* **Some records**:
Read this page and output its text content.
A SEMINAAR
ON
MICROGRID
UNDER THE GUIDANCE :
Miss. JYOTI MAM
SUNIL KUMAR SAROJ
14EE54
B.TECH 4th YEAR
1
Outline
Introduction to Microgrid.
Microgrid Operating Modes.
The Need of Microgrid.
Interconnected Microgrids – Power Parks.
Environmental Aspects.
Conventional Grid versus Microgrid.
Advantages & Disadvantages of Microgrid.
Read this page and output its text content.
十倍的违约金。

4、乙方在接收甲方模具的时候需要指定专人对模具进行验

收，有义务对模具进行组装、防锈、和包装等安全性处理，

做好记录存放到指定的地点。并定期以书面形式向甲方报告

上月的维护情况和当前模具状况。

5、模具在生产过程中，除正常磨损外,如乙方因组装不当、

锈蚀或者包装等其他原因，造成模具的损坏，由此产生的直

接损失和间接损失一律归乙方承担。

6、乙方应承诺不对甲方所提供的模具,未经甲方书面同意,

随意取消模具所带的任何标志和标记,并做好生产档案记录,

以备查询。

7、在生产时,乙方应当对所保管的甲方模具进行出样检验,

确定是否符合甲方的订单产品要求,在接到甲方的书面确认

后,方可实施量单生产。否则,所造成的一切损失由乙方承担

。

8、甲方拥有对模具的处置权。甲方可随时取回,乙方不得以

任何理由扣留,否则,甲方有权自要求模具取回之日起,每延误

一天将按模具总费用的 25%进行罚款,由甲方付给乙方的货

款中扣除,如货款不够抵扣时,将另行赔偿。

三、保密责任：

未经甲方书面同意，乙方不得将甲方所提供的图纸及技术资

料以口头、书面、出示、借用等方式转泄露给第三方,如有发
==
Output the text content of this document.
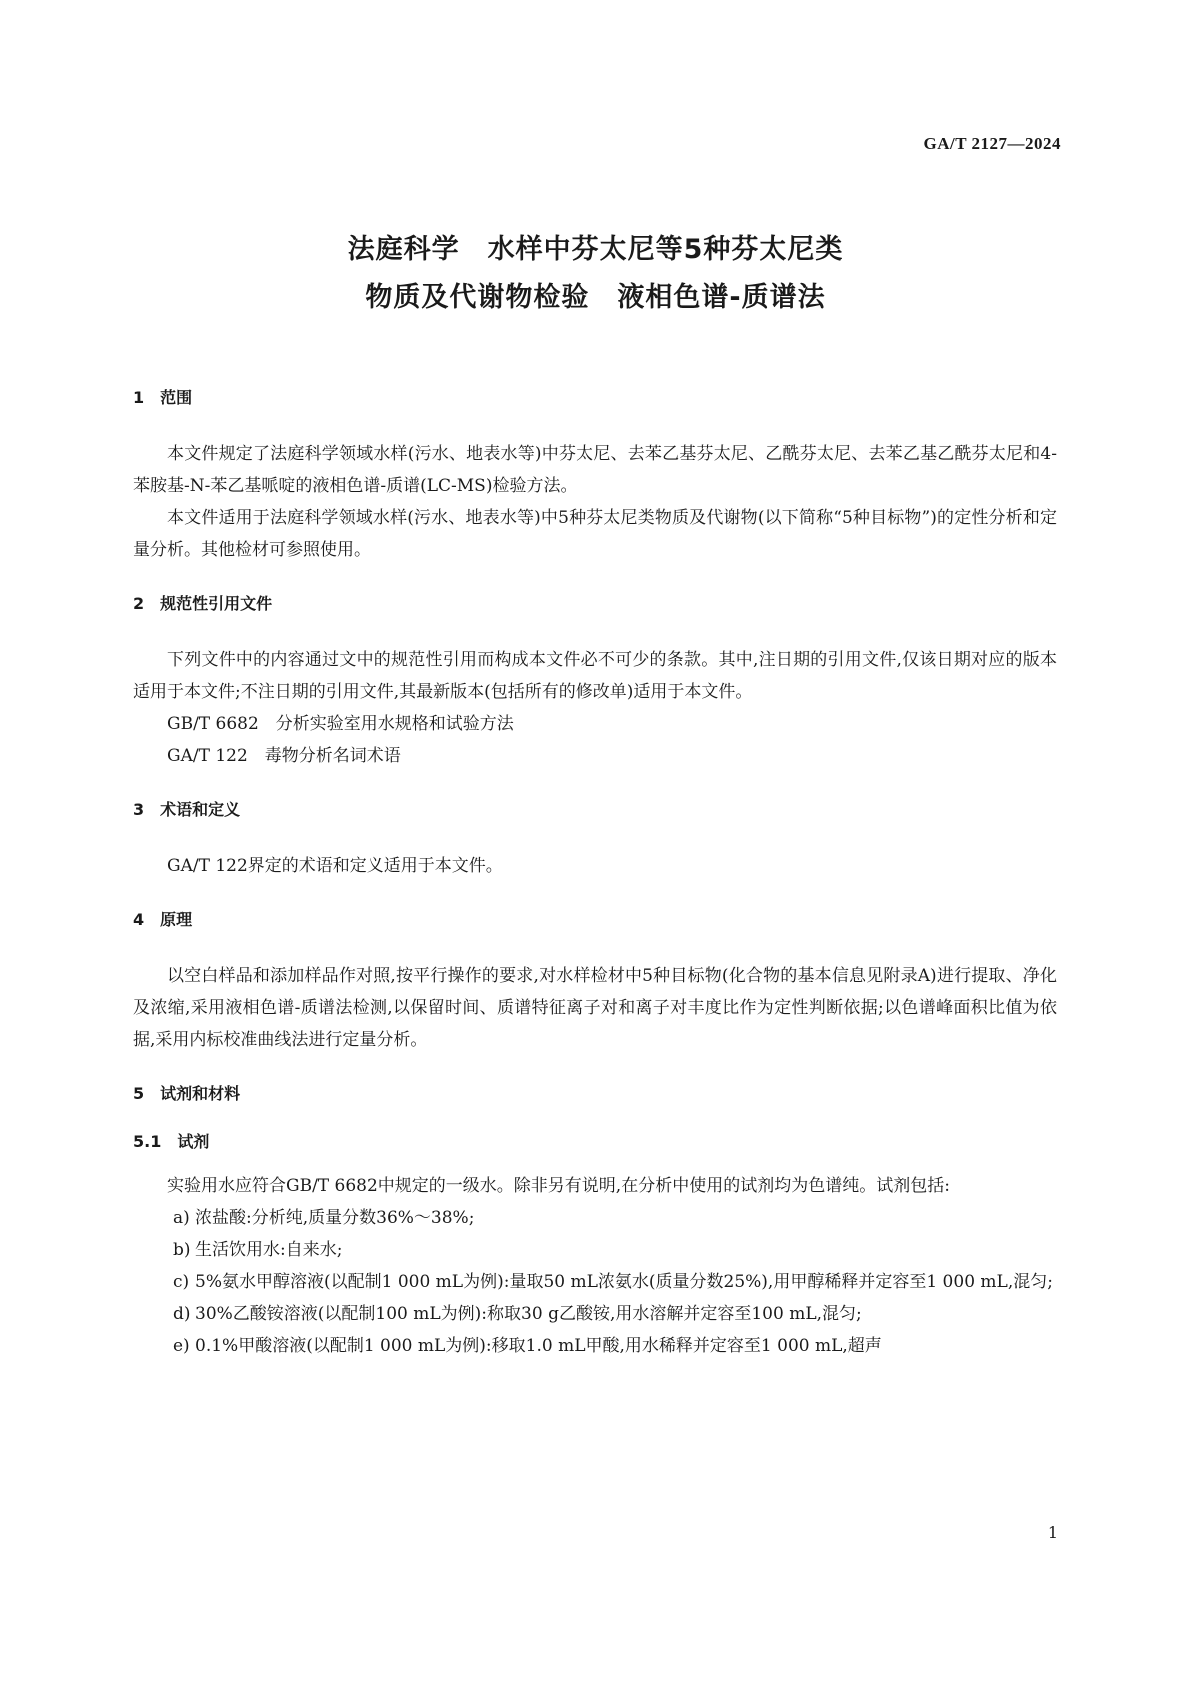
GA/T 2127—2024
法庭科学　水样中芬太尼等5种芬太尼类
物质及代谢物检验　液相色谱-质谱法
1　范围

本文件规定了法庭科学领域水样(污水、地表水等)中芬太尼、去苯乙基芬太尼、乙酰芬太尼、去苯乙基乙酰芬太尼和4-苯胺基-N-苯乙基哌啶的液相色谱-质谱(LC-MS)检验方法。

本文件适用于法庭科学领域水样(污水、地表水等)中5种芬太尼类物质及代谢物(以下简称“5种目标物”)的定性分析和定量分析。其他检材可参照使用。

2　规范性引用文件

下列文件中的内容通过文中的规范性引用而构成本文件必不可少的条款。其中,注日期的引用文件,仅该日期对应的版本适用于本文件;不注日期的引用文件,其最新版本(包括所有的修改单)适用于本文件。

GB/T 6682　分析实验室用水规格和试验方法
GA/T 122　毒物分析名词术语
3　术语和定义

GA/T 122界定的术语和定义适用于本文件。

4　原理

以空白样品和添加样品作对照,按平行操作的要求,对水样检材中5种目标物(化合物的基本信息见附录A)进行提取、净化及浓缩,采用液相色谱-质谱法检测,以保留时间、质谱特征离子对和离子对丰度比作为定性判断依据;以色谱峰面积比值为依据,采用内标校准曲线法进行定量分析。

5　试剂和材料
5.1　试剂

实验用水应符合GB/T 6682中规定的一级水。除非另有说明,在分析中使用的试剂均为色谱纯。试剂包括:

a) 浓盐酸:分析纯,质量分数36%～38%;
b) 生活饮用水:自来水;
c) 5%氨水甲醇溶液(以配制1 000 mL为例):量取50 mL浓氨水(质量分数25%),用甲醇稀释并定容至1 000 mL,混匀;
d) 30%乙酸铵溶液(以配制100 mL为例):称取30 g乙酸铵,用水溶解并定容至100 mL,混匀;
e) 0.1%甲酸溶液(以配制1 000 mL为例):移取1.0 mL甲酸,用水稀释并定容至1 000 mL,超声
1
---
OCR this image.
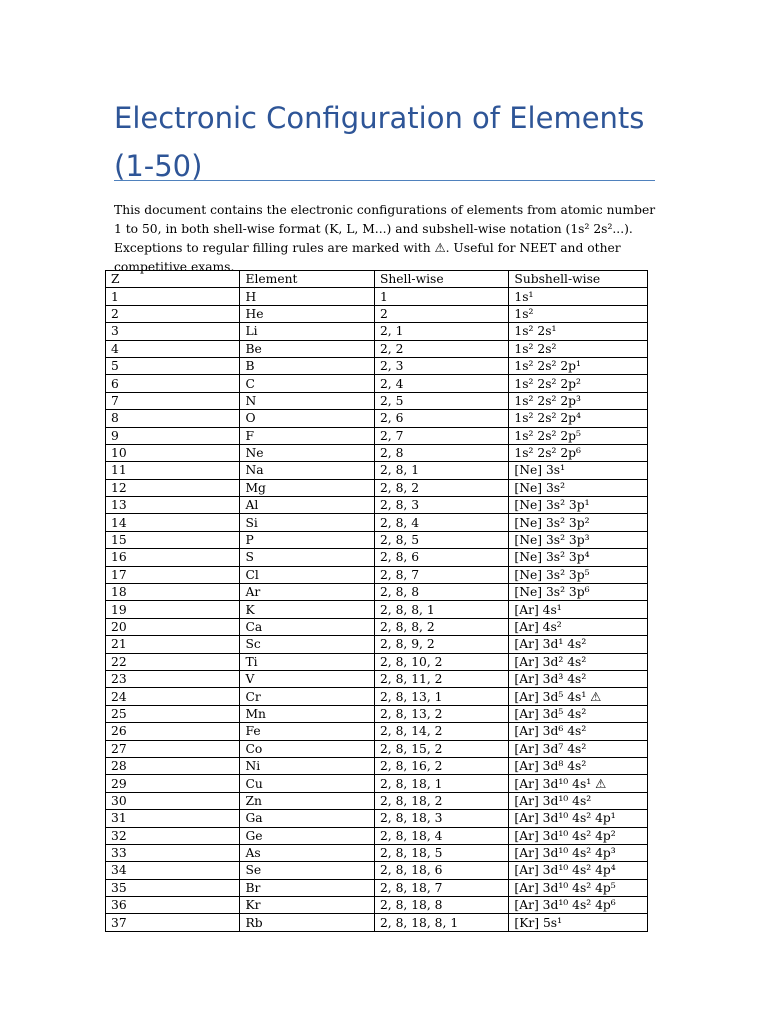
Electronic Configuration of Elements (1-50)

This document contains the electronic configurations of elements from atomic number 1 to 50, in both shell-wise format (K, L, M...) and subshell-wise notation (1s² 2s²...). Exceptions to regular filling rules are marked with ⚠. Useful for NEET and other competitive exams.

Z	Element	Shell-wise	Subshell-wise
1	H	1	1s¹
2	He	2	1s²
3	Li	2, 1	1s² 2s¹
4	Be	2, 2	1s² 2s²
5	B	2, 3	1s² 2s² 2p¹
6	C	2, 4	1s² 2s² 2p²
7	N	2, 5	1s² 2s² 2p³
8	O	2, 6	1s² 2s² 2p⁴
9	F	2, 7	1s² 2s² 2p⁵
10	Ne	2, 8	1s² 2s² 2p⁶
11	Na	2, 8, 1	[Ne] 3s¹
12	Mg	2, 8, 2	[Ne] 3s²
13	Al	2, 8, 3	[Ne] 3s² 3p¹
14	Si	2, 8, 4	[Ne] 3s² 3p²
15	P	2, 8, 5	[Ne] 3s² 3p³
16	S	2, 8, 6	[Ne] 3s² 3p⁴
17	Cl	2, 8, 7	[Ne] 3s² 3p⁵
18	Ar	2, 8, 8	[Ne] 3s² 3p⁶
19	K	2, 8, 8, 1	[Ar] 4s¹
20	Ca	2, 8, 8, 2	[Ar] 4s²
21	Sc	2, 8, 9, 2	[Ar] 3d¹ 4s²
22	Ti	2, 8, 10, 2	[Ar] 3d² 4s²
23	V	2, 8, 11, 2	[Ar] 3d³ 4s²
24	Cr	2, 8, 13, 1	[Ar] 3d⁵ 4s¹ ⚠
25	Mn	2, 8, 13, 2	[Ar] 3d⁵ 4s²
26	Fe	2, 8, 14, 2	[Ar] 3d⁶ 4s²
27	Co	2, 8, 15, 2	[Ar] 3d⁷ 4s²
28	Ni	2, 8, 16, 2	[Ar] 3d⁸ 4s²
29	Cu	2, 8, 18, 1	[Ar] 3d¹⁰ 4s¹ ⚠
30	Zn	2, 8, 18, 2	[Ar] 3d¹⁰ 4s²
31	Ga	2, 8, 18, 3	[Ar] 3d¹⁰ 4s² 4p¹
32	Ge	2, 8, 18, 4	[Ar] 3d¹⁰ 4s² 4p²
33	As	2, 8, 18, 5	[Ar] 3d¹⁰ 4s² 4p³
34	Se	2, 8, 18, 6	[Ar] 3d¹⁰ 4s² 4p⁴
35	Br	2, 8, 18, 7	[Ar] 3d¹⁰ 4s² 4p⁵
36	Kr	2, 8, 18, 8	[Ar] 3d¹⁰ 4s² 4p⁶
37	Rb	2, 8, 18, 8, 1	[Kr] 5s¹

* **TO BE DONE**: Find all lines with "地表水等" in them and copy each one.

* **OUTPUT FOR THIS TASK**:
本文件规定了法庭科学领域水样(污水、地表水等)中芬太尼、去苯乙基芬太尼、乙酰芬太尼、去苯乙基乙酰芬太尼和4-苯胺基-N-苯乙基哌啶的液相色谱-质谱(LC-MS)检验方法。
本文件适用于法庭科学领域水样(污水、地表水等)中5种芬太尼类物质及代谢物(以下简称“5种目标物”)的定性分析和定量分析。其他检材可参照使用。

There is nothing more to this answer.